§ Rows:
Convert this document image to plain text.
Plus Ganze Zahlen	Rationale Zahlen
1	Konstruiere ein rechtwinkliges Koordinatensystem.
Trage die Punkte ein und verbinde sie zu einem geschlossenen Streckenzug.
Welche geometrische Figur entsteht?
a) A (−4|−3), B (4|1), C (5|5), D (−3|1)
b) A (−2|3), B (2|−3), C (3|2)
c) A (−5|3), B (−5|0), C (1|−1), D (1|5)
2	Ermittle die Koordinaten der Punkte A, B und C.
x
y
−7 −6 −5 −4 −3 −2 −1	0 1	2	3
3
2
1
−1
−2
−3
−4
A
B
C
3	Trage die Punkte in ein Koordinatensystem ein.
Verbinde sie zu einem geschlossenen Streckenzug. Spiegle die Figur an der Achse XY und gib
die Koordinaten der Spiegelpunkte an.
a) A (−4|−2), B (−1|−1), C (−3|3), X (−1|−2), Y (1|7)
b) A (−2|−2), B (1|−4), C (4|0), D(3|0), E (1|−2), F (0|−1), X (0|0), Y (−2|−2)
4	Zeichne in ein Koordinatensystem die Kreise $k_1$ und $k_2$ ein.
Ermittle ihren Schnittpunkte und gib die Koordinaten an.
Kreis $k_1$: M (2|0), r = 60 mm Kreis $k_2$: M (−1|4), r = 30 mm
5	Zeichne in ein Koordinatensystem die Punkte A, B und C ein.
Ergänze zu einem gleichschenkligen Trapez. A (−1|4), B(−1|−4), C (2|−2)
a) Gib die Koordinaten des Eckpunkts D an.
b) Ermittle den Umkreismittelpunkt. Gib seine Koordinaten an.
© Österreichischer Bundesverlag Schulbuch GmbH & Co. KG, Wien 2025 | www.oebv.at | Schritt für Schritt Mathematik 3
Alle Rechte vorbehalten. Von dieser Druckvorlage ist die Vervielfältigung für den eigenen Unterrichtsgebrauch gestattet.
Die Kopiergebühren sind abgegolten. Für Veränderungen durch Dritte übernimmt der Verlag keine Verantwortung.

§ What you should do:
Report all lines of the data that include the word "Ermittle".

§ Complete response:
2	Ermittle die Koordinaten der Punkte A, B und C.
Ermittle ihren Schnittpunkte und gib die Koordinaten an.
b) Ermittle den Umkreismittelpunkt. Gib seine Koordinaten an.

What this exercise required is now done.